## WHAT IS ASKED
In the records from the line with "Annotate this image: element" to the line with "square-e6 [141,80,176,115]", please rename "scanned-chess-diagram" to "chess-diagram-scan" and leave everything else unchanged. Return only those lines.

## STORED ROWS
________________________________________

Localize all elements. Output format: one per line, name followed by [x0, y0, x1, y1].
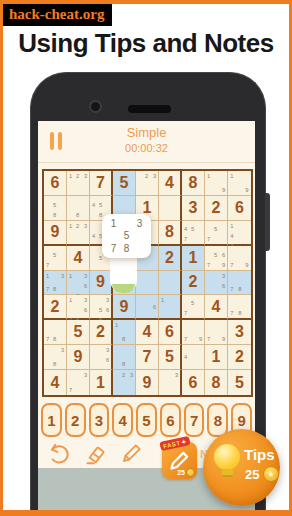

________________________________________

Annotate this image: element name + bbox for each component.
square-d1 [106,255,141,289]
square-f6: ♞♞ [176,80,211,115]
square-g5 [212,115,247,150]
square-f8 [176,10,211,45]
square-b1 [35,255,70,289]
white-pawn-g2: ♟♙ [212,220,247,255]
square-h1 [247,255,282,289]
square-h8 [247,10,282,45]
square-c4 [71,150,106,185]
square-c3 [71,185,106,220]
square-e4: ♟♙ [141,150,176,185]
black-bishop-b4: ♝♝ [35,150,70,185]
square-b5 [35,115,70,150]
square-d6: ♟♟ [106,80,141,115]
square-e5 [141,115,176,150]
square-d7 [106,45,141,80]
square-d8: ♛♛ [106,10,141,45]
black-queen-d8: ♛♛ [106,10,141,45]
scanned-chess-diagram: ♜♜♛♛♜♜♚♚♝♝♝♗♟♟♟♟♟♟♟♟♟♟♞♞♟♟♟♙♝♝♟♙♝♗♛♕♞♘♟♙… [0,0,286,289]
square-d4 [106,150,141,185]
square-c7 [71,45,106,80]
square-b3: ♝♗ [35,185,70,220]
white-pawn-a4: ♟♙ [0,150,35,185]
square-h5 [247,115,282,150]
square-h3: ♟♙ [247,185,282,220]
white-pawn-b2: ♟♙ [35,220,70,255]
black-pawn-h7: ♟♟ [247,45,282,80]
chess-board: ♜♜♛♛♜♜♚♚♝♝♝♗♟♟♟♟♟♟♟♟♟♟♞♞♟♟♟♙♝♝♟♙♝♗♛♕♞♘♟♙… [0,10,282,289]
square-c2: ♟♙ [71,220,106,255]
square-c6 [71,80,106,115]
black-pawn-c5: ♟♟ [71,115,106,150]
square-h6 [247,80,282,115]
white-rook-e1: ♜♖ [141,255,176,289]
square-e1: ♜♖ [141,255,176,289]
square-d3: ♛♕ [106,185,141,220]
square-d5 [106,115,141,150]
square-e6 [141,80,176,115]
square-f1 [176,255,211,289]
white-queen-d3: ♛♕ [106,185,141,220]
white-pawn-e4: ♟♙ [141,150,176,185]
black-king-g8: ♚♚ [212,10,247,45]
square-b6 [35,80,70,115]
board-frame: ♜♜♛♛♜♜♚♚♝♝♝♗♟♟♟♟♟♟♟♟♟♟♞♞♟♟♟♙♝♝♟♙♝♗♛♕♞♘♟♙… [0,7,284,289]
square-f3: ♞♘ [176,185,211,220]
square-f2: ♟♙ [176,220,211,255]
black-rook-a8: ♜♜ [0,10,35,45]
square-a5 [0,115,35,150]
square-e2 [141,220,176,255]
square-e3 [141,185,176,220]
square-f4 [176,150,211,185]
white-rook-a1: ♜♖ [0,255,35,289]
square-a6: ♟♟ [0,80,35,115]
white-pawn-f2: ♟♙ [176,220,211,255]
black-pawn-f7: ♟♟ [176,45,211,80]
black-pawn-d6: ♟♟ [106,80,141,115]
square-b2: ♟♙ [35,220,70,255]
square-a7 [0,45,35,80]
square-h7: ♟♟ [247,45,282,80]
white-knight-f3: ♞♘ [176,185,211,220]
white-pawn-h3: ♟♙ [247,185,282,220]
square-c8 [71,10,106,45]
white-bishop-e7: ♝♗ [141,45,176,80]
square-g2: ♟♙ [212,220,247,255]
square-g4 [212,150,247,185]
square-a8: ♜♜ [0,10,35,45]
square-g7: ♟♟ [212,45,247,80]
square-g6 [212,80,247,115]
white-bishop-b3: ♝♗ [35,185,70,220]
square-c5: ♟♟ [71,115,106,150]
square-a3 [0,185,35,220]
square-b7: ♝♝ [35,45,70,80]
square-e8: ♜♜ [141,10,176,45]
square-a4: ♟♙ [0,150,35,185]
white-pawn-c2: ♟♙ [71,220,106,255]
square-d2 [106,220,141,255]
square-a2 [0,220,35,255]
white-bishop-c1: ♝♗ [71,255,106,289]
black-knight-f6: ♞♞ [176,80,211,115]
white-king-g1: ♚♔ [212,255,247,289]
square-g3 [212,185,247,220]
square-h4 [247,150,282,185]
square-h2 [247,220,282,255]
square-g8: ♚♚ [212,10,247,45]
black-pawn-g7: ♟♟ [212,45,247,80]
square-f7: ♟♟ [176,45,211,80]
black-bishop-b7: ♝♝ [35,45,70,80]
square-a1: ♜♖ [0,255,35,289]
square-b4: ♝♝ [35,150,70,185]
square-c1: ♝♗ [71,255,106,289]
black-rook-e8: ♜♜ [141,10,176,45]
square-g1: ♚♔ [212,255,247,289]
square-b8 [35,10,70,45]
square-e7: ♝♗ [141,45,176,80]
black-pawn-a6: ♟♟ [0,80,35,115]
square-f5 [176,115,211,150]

________________________________________

## ANSWER FOR THIS EXERCISE
Annotate this image: element name + bbox for each component.
square-d1 [106,255,141,289]
square-f6: ♞♞ [176,80,211,115]
square-g5 [212,115,247,150]
square-f8 [176,10,211,45]
square-b1 [35,255,70,289]
white-pawn-g2: ♟♙ [212,220,247,255]
square-h1 [247,255,282,289]
square-h8 [247,10,282,45]
square-c4 [71,150,106,185]
square-c3 [71,185,106,220]
square-e4: ♟♙ [141,150,176,185]
black-bishop-b4: ♝♝ [35,150,70,185]
square-b5 [35,115,70,150]
square-d6: ♟♟ [106,80,141,115]
square-e5 [141,115,176,150]
square-d7 [106,45,141,80]
square-d8: ♛♛ [106,10,141,45]
black-queen-d8: ♛♛ [106,10,141,45]
chess-diagram-scan: ♜♜♛♛♜♜♚♚♝♝♝♗♟♟♟♟♟♟♟♟♟♟♞♞♟♟♟♙♝♝♟♙♝♗♛♕♞♘♟♙… [0,0,286,289]
square-d4 [106,150,141,185]
square-c7 [71,45,106,80]
square-b3: ♝♗ [35,185,70,220]
white-pawn-a4: ♟♙ [0,150,35,185]
square-h5 [247,115,282,150]
square-h3: ♟♙ [247,185,282,220]
white-pawn-b2: ♟♙ [35,220,70,255]
black-pawn-h7: ♟♟ [247,45,282,80]
chess-board: ♜♜♛♛♜♜♚♚♝♝♝♗♟♟♟♟♟♟♟♟♟♟♞♞♟♟♟♙♝♝♟♙♝♗♛♕♞♘♟♙… [0,10,282,289]
square-c2: ♟♙ [71,220,106,255]
square-c6 [71,80,106,115]
black-pawn-c5: ♟♟ [71,115,106,150]
square-h6 [247,80,282,115]
white-rook-e1: ♜♖ [141,255,176,289]
square-e1: ♜♖ [141,255,176,289]
square-d3: ♛♕ [106,185,141,220]
square-d5 [106,115,141,150]
square-e6 [141,80,176,115]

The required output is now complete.